▶ **Set task**: Retype the material word for word.

─── Extracted entries ───

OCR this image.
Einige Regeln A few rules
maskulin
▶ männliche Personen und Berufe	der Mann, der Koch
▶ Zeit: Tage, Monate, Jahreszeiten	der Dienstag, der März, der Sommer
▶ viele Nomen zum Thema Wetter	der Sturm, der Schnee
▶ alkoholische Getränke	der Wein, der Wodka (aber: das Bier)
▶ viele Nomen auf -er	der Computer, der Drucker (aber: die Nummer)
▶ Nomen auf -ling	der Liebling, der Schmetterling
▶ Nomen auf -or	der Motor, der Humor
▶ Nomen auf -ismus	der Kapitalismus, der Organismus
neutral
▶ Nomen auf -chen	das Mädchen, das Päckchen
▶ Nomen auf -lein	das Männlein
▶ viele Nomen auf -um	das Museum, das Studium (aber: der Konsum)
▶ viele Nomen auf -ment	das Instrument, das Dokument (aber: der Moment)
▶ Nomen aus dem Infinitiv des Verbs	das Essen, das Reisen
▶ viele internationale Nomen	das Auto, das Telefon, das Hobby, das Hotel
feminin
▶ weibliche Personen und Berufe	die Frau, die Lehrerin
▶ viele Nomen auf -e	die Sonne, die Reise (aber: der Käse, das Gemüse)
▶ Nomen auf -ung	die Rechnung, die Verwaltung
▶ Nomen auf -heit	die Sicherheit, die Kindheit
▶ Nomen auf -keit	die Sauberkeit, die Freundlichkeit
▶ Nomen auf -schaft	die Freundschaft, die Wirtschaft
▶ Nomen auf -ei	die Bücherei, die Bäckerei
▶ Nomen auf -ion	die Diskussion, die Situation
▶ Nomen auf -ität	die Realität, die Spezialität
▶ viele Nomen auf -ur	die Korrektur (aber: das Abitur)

───

▶ **Solution to this problem**:
OCR this image.
Einige Regeln A few rules
maskulin
▶ männliche Personen und Berufe	der Mann, der Koch
▶ Zeit: Tage, Monate, Jahreszeiten	der Dienstag, der März, der Sommer
▶ viele Nomen zum Thema Wetter	der Sturm, der Schnee
▶ alkoholische Getränke	der Wein, der Wodka (aber: das Bier)
▶ viele Nomen auf -er	der Computer, der Drucker (aber: die Nummer)
▶ Nomen auf -ling	der Liebling, der Schmetterling
▶ Nomen auf -or	der Motor, der Humor
▶ Nomen auf -ismus	der Kapitalismus, der Organismus
neutral
▶ Nomen auf -chen	das Mädchen, das Päckchen
▶ Nomen auf -lein	das Männlein
▶ viele Nomen auf -um	das Museum, das Studium (aber: der Konsum)
▶ viele Nomen auf -ment	das Instrument, das Dokument (aber: der Moment)
▶ Nomen aus dem Infinitiv des Verbs	das Essen, das Reisen
▶ viele internationale Nomen	das Auto, das Telefon, das Hobby, das Hotel
feminin
▶ weibliche Personen und Berufe	die Frau, die Lehrerin
▶ viele Nomen auf -e	die Sonne, die Reise (aber: der Käse, das Gemüse)
▶ Nomen auf -ung	die Rechnung, die Verwaltung
▶ Nomen auf -heit	die Sicherheit, die Kindheit
▶ Nomen auf -keit	die Sauberkeit, die Freundlichkeit
▶ Nomen auf -schaft	die Freundschaft, die Wirtschaft
▶ Nomen auf -ei	die Bücherei, die Bäckerei
▶ Nomen auf -ion	die Diskussion, die Situation
▶ Nomen auf -ität	die Realität, die Spezialität
▶ viele Nomen auf -ur	die Korrektur (aber: das Abitur)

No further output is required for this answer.